### WHAT IS REQUIRED
Every line holding the string "Efficiency" should be gathered.

begin INFORMATION PROVIDED

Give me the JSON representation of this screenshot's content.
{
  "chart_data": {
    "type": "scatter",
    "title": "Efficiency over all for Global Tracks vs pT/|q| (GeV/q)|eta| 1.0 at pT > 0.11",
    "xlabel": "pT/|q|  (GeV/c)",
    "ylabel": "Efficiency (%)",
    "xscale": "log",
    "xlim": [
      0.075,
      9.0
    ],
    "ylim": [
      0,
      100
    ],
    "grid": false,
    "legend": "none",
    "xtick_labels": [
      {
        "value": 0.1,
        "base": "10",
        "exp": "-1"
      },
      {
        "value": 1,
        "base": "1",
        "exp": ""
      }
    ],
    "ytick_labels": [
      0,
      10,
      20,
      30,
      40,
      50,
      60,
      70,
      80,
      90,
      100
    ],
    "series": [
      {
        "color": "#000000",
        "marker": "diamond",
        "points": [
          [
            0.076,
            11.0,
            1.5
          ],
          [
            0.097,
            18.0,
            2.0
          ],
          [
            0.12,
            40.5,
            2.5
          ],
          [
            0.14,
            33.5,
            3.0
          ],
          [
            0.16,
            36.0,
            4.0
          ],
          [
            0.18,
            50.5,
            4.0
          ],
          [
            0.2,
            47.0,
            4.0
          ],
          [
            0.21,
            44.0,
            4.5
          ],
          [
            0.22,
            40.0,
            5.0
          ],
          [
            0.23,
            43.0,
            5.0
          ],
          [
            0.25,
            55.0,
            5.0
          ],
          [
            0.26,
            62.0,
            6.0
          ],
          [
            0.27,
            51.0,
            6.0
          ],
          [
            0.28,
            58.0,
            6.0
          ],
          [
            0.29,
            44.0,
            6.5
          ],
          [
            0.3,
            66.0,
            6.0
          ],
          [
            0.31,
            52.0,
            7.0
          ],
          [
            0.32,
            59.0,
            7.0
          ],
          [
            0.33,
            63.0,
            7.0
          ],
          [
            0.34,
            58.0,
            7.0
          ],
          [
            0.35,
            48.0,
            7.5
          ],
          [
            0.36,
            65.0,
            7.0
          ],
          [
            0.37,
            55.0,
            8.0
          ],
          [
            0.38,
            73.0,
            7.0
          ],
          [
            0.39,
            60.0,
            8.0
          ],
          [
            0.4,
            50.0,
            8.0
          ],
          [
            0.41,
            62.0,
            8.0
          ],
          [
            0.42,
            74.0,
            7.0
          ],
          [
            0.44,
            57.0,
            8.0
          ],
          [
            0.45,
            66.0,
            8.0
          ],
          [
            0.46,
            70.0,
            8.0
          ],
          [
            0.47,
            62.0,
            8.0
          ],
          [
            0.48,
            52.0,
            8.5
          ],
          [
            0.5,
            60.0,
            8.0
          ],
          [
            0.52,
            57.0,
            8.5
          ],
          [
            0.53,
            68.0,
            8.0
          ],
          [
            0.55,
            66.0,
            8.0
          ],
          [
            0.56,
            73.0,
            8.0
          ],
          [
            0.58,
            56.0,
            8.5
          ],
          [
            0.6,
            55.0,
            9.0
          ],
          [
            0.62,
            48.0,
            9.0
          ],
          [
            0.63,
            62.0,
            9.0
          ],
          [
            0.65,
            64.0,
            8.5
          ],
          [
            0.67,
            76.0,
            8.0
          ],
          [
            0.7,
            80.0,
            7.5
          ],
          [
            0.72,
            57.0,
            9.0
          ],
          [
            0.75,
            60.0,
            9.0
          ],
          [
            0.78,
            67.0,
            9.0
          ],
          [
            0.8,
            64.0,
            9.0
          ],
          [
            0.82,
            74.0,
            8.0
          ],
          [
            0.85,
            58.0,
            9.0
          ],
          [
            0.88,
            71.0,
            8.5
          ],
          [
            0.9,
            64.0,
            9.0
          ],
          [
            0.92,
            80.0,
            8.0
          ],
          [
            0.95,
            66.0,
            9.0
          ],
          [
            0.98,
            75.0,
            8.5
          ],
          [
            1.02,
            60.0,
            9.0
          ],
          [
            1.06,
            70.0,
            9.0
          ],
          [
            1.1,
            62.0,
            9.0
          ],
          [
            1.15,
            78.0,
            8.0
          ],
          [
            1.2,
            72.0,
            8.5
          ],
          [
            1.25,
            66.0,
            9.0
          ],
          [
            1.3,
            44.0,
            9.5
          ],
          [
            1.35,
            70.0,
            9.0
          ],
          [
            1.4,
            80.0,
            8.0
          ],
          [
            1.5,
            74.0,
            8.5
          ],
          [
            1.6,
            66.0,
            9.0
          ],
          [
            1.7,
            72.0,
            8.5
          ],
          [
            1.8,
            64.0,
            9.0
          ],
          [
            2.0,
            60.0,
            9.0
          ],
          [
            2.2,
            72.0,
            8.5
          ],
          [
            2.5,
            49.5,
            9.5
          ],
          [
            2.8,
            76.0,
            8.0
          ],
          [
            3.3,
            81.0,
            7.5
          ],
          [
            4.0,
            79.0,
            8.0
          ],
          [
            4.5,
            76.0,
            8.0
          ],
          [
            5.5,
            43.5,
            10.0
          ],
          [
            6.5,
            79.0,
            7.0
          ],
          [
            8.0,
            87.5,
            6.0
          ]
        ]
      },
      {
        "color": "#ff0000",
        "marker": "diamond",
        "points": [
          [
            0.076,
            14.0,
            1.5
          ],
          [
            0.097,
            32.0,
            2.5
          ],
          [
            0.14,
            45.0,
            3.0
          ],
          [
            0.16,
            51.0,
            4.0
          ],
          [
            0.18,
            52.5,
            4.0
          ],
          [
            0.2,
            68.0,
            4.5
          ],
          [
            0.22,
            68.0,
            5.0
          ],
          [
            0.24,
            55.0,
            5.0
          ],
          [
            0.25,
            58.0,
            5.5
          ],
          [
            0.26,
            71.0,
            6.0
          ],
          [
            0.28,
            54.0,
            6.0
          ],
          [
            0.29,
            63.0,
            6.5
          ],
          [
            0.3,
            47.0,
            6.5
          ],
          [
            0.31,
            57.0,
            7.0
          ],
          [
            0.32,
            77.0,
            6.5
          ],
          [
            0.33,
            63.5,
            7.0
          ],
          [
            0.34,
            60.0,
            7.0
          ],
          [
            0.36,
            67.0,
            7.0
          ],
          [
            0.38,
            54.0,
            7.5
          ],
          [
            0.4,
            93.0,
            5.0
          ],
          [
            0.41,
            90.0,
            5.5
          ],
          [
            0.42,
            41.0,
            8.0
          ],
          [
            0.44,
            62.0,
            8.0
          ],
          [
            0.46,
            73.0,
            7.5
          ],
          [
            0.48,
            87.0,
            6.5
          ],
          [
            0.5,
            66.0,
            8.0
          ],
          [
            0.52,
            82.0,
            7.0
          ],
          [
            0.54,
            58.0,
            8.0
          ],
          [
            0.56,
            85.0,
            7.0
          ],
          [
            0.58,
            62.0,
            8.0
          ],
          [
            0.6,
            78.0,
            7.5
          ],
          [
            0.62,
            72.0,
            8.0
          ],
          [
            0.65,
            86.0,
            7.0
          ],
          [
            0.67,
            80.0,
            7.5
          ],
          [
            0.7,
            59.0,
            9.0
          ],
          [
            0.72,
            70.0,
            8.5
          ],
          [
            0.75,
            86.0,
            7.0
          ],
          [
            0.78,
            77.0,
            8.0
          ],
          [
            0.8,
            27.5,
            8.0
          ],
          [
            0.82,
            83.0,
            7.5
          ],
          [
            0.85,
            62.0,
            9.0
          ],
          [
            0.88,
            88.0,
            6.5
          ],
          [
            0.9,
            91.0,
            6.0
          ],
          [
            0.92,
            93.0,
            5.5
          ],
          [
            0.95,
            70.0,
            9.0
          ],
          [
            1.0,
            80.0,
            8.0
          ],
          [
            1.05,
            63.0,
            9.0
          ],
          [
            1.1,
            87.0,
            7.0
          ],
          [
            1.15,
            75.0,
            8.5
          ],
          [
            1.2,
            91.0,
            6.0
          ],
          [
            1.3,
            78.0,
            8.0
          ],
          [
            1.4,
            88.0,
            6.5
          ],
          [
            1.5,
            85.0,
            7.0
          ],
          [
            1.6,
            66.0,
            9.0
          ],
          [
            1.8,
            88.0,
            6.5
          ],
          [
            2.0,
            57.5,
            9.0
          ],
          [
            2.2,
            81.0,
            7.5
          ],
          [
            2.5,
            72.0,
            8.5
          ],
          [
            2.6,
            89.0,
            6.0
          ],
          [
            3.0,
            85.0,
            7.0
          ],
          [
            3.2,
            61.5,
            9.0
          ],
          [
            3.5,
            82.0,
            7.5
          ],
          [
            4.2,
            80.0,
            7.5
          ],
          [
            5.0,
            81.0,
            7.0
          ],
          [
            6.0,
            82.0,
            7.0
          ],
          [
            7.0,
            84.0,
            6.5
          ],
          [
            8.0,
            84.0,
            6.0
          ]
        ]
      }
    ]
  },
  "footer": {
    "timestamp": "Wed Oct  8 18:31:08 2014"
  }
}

end INFORMATION PROVIDED

### SOLVED EXERCISE
    "title": "Efficiency over all for Global Tracks vs pT/|q| (GeV/q)|eta| 1.0 at pT > 0.11",
    "ylabel": "Efficiency (%)",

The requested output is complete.